# WORK REQUIRED
Show every line of the records below that contains the word "внуковъ".

(Items from a data source)
◆ ◆ ◆ ◆ ◆ ◆ ◆

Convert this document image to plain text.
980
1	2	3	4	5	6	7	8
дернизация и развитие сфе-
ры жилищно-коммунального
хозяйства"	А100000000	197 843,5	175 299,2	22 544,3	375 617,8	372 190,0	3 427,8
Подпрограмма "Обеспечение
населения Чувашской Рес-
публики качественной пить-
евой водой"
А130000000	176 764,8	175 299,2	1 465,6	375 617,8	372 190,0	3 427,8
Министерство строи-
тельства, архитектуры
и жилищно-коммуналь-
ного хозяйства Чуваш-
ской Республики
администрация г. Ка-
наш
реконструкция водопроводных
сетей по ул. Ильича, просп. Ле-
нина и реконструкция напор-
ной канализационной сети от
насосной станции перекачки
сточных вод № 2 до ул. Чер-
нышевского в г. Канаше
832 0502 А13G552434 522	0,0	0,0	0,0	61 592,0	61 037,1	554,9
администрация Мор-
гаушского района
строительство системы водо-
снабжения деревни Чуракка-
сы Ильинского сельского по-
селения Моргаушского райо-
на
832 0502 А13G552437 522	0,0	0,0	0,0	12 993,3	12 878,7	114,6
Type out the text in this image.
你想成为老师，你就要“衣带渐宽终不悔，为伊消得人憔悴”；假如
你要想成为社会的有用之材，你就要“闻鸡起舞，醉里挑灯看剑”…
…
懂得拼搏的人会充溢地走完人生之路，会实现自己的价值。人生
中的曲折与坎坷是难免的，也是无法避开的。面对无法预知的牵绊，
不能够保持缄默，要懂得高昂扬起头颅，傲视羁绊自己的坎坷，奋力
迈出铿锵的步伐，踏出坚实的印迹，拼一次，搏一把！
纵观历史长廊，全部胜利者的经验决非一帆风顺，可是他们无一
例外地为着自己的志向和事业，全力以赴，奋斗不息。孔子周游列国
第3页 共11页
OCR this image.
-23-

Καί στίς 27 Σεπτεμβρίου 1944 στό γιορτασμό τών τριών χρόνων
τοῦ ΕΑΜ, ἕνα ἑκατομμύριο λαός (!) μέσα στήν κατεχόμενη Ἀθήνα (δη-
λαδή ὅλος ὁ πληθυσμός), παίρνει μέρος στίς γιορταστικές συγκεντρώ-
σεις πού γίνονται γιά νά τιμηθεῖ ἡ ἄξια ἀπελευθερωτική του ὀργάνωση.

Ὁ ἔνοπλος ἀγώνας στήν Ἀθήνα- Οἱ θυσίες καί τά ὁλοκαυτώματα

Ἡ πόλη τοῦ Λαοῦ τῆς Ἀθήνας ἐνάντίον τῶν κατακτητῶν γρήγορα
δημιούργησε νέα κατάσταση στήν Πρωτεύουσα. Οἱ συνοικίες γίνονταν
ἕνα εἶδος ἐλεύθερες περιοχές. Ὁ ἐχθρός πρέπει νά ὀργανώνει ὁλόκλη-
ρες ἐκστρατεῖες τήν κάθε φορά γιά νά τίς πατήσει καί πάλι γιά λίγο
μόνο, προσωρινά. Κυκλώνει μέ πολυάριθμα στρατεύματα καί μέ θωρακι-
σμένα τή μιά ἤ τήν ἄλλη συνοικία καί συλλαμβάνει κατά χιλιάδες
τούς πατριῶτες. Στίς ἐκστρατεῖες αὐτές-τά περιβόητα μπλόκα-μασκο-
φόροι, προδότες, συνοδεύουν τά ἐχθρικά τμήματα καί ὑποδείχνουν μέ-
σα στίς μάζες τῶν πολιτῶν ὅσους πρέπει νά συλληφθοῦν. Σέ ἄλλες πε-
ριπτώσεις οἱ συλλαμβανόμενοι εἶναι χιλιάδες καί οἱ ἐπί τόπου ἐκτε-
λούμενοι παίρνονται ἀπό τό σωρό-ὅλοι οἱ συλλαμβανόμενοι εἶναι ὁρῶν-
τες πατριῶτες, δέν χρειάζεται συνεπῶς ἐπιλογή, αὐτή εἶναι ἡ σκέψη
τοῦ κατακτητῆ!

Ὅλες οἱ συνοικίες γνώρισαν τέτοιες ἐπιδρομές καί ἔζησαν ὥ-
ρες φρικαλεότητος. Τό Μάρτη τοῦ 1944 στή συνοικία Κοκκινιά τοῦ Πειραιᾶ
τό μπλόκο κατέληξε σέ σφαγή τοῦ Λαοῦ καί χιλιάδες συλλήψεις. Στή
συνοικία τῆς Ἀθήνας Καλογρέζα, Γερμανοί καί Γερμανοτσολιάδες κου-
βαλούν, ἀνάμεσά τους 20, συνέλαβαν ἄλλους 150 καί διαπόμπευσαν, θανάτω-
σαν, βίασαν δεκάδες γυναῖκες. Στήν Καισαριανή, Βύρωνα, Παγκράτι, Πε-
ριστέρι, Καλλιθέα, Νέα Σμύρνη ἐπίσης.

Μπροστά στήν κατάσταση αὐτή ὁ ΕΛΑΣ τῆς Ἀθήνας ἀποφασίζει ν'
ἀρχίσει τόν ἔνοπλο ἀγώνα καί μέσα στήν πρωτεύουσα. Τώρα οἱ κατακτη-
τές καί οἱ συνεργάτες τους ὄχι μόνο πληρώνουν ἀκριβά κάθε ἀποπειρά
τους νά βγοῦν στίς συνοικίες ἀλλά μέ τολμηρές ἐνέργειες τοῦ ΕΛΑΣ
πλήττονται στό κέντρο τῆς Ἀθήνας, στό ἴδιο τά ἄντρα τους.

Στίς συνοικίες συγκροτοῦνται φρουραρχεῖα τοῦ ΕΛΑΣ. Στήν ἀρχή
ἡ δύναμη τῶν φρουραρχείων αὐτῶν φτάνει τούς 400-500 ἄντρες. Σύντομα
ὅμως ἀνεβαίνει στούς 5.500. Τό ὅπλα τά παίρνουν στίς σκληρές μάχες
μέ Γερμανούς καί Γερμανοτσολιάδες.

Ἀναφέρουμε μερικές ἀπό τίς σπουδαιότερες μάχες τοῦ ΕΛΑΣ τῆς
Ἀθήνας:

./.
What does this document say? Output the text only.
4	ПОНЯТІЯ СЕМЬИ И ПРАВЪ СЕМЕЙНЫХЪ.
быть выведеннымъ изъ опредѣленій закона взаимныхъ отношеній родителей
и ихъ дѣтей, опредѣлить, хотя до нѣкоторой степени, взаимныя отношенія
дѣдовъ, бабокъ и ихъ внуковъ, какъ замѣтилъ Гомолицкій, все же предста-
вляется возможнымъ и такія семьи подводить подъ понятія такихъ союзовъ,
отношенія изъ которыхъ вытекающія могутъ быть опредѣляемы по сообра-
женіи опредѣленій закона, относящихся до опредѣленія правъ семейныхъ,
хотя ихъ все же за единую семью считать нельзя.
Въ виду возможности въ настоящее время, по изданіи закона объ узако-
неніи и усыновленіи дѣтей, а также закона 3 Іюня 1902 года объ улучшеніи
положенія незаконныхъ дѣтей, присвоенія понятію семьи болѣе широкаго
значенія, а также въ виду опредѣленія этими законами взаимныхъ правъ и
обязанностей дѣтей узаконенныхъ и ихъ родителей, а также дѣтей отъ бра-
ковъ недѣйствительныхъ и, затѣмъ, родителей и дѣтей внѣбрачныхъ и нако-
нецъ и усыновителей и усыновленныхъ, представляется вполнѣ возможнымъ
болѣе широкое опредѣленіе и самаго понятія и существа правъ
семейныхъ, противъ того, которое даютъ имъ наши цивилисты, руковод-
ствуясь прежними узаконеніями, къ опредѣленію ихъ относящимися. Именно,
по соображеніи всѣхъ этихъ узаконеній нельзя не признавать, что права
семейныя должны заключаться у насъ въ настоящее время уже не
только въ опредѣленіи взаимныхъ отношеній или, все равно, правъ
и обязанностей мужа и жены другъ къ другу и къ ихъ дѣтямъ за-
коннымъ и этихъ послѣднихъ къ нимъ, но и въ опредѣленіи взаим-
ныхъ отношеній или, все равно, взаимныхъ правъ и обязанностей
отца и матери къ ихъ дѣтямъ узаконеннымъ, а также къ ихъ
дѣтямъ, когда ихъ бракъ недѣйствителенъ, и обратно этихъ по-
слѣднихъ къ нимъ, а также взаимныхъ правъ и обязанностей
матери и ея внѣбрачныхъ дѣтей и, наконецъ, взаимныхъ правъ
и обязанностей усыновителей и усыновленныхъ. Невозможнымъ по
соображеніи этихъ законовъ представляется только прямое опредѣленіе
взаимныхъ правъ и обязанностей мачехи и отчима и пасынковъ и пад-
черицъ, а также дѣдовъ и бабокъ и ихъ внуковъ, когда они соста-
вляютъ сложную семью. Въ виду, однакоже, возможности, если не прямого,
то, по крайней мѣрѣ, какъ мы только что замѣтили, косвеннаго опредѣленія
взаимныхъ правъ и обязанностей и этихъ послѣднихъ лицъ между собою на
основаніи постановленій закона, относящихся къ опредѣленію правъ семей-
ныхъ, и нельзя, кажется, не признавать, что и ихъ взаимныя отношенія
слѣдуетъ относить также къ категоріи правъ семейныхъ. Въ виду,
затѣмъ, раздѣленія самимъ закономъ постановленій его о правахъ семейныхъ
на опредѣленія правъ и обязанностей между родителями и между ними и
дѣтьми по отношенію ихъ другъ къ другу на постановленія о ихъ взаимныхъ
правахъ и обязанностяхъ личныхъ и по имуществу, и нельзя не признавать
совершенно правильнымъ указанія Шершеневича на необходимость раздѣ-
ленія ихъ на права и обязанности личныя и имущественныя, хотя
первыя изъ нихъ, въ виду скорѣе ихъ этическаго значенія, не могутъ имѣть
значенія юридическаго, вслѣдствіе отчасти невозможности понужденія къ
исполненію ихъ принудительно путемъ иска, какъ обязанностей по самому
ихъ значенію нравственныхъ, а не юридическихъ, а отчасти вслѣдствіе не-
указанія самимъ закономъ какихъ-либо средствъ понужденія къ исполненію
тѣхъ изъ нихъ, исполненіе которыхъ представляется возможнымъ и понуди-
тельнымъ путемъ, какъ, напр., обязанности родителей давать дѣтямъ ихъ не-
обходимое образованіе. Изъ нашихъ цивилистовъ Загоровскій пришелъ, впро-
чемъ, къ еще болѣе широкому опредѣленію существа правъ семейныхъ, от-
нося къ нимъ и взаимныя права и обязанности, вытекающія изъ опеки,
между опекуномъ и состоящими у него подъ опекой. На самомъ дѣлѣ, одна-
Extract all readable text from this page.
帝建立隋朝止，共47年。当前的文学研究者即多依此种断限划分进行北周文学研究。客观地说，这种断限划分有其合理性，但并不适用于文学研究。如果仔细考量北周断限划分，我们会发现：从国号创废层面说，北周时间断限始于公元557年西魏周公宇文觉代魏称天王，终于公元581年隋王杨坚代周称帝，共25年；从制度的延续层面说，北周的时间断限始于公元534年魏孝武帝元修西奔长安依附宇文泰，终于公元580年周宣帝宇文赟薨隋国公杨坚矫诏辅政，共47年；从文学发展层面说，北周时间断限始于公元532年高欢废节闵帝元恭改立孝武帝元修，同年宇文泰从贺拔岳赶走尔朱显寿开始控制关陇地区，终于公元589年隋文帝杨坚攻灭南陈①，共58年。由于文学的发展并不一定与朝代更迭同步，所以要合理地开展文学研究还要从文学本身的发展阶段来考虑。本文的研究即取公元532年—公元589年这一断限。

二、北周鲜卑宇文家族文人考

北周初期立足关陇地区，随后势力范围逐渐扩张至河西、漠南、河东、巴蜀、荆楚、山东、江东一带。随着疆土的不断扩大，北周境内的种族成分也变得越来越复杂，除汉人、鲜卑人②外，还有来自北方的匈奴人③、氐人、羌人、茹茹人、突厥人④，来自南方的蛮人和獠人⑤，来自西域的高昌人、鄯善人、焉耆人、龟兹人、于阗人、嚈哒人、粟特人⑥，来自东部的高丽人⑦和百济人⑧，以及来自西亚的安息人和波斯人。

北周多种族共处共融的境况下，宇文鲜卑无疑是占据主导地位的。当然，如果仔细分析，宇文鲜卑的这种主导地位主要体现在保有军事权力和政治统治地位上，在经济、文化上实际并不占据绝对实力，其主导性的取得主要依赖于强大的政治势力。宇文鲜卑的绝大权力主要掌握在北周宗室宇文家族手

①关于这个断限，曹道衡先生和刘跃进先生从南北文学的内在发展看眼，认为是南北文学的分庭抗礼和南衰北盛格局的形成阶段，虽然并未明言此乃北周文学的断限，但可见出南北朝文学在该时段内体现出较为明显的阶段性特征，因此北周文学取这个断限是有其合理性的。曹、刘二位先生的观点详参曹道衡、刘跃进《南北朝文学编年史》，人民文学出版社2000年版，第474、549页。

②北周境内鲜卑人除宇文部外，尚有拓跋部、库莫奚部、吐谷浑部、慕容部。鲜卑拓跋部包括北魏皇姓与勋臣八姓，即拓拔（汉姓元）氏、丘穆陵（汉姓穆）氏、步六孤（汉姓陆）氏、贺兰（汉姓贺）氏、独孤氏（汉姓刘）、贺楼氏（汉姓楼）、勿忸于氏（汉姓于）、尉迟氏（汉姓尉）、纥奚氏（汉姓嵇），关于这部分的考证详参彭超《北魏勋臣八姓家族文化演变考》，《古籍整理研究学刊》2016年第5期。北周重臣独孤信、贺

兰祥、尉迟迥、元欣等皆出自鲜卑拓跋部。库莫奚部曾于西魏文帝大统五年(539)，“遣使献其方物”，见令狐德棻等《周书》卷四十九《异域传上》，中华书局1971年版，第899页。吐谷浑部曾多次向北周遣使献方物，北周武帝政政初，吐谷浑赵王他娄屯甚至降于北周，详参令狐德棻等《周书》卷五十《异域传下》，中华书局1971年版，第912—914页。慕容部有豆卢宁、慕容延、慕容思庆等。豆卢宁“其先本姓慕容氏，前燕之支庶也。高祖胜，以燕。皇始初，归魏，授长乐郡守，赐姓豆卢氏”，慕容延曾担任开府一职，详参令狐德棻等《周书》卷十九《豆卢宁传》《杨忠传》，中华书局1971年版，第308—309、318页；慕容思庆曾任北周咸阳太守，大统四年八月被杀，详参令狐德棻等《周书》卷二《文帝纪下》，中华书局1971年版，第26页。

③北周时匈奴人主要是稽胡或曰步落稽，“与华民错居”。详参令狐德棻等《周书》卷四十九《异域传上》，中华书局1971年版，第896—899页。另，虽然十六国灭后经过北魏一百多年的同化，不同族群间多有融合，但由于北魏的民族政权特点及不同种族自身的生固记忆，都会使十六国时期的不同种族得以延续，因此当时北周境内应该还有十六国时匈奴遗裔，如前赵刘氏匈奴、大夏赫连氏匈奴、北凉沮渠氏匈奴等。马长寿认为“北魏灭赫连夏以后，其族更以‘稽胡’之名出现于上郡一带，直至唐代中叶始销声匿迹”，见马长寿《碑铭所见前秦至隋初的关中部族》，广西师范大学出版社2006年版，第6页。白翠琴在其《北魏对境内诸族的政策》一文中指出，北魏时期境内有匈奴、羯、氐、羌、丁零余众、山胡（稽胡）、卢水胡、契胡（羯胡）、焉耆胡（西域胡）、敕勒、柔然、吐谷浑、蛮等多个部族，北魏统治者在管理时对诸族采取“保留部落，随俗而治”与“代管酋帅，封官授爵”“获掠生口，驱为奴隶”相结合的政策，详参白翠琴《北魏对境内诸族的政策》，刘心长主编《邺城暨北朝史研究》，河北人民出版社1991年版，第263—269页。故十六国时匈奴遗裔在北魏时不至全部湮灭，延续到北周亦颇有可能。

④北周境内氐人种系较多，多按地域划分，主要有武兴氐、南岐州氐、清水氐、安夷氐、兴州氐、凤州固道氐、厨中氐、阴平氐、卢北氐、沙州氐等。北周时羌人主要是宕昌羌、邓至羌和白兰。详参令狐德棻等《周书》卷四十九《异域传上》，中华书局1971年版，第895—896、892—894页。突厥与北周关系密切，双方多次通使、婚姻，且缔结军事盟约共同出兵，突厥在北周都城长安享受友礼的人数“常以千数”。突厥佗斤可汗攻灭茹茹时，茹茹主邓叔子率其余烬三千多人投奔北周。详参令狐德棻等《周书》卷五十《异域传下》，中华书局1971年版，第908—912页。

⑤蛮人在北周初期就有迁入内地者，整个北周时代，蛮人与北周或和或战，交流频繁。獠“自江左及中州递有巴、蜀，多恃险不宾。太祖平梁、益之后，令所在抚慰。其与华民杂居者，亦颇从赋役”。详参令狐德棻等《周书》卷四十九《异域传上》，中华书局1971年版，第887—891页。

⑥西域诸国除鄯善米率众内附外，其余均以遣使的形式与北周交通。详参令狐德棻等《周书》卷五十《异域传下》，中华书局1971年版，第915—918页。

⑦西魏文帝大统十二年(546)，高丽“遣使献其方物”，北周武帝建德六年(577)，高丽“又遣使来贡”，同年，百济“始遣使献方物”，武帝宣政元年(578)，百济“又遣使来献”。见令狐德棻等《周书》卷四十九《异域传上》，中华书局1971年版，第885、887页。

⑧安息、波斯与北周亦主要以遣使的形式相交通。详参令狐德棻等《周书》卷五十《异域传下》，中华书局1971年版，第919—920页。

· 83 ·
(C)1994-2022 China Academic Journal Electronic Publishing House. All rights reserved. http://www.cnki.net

◆ ◆ ◆ ◆ ◆ ◆ ◆

# ANSWER TO THE EXERCISE
дѣдовъ, бабокъ и ихъ внуковъ, какъ замѣтилъ Гомолицкій, все же предста-
черицъ, а также дѣдовъ и бабокъ и ихъ внуковъ, когда они соста-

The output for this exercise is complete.